╔══

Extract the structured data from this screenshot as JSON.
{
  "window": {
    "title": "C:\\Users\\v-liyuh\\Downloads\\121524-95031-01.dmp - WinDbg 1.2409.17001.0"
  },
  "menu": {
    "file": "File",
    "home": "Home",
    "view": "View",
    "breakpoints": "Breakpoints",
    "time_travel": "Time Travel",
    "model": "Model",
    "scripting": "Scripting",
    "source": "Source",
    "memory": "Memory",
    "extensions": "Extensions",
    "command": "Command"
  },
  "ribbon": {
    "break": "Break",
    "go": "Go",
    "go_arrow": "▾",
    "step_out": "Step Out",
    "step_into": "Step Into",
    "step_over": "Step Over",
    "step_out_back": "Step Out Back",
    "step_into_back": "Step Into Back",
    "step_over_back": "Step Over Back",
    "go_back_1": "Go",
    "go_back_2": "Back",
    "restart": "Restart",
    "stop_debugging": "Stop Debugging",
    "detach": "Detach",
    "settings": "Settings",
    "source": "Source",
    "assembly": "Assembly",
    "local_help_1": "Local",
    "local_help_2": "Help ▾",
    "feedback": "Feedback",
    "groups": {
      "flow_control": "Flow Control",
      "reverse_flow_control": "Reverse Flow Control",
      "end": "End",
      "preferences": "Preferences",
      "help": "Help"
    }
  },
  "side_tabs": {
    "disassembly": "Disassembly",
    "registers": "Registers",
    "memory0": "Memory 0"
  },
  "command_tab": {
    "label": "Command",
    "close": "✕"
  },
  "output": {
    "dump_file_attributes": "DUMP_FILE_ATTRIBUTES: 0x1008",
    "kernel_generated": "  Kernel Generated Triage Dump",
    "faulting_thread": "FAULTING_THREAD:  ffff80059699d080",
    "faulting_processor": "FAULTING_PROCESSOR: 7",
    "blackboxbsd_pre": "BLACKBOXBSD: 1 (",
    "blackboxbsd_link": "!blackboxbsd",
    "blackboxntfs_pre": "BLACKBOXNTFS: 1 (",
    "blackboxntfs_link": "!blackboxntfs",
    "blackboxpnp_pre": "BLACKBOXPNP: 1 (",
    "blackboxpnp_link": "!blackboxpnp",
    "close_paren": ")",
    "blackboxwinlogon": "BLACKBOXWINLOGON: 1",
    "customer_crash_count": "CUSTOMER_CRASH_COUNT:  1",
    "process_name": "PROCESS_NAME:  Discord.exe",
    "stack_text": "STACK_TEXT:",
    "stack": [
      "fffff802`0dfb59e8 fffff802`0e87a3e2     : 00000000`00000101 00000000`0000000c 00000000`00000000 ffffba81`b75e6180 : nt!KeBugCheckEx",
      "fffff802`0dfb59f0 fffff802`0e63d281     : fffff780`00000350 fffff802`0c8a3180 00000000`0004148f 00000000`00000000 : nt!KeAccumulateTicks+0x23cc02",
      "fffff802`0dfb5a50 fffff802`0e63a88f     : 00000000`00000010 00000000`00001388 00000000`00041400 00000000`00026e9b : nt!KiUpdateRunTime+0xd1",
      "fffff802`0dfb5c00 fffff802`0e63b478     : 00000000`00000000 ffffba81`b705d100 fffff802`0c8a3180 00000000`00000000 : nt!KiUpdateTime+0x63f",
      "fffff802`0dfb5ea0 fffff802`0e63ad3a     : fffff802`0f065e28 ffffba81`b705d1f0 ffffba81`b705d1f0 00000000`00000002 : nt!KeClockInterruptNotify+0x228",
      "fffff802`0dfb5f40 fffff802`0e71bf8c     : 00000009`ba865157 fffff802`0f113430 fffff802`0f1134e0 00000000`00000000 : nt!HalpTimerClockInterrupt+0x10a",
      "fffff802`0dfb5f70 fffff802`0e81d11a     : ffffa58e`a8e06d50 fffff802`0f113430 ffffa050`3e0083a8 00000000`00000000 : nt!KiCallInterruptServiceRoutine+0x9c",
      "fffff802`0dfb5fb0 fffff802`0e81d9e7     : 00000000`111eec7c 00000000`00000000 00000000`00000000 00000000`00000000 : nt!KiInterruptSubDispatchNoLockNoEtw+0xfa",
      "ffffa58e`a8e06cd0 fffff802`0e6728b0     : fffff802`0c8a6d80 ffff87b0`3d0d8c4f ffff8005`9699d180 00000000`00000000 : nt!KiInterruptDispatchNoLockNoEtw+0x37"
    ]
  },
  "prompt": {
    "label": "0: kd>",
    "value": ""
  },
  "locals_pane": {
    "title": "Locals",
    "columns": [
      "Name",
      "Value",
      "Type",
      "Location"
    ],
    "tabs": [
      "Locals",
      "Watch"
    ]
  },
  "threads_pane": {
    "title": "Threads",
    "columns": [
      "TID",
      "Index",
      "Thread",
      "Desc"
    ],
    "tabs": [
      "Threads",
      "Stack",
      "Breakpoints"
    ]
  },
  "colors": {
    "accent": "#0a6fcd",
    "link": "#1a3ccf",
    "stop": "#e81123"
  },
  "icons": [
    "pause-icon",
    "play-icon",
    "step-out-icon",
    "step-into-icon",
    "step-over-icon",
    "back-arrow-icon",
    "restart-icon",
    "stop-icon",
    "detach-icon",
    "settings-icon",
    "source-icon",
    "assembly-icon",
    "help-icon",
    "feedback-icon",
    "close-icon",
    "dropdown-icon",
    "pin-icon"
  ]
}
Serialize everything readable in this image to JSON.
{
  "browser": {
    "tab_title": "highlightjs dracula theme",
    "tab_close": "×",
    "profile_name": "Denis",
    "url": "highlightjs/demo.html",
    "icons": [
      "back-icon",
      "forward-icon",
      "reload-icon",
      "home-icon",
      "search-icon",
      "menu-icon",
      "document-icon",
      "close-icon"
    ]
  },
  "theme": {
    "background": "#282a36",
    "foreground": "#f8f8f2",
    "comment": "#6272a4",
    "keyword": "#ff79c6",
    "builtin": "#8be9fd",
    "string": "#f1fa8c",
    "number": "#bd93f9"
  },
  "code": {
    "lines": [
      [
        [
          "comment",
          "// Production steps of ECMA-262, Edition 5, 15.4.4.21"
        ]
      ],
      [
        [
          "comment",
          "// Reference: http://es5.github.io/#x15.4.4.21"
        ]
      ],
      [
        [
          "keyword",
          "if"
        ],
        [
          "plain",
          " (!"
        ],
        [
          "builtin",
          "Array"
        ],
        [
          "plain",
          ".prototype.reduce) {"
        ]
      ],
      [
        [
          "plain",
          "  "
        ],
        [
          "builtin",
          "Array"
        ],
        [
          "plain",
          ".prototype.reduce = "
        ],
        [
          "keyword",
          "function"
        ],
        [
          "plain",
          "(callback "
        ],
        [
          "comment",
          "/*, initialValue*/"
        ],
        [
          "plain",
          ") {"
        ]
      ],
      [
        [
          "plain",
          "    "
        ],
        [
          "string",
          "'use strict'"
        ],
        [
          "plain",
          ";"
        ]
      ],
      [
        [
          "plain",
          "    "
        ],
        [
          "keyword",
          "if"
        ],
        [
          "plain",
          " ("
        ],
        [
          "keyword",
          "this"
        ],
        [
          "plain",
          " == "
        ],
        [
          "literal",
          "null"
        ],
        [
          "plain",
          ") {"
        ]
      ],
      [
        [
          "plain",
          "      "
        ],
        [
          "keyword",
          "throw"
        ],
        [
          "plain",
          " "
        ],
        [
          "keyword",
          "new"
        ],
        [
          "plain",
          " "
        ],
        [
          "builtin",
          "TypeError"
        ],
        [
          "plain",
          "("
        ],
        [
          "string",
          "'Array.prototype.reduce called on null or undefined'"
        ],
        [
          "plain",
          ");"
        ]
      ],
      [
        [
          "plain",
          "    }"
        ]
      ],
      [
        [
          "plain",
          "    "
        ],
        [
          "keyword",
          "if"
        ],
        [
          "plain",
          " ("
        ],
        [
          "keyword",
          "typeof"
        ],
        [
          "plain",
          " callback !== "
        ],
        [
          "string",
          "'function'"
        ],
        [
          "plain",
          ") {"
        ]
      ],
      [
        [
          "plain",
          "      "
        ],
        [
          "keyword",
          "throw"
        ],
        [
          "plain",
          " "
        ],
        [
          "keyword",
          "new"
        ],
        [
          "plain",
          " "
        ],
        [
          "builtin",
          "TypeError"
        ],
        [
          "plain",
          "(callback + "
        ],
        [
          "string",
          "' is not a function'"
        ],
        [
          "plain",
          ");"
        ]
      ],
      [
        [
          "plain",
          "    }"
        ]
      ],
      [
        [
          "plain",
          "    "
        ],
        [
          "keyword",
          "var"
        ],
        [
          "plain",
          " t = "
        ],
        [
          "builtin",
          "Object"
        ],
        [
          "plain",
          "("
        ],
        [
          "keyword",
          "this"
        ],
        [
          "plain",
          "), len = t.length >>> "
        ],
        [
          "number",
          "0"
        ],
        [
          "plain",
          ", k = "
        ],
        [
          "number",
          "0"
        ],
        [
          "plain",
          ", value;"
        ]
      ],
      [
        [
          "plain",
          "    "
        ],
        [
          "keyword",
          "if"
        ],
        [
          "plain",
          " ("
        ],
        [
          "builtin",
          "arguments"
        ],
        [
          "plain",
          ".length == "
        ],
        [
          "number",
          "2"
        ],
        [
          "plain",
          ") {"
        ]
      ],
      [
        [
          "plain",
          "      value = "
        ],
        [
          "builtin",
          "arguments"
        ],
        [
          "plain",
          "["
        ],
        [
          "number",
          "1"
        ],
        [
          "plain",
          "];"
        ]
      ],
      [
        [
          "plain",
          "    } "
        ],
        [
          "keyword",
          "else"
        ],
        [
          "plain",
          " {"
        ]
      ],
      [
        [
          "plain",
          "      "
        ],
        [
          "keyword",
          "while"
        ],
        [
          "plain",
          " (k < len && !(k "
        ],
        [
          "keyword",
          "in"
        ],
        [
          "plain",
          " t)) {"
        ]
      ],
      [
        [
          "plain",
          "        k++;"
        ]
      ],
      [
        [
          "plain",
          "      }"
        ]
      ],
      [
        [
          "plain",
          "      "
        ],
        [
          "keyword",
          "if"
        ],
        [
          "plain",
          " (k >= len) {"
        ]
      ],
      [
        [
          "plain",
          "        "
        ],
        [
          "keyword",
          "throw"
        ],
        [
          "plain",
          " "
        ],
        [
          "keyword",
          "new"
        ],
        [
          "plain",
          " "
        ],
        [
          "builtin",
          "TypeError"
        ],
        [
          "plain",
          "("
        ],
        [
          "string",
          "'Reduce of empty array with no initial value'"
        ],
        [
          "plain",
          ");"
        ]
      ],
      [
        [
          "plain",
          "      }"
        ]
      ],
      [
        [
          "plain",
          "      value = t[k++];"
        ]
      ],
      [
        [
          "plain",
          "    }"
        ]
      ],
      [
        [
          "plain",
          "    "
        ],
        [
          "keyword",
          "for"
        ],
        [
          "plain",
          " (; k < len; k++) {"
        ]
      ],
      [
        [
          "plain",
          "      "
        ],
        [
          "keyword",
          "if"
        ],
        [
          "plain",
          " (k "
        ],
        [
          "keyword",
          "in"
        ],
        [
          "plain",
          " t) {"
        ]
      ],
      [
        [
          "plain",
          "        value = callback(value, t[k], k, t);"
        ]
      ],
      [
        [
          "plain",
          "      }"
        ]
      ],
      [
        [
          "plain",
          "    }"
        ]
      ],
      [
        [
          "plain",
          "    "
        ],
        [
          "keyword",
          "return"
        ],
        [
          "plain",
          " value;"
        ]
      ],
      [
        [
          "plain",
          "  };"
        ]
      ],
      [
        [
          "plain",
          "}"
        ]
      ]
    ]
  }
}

╚══

AIM OF THE EXERCISE:
Search the data above for the string "callback" and copy each line that has it.

SOLUTION BELOW:
          "(callback "
          " callback !== "
          "(callback + "
          "        value = callback(value, t[k], k, t);"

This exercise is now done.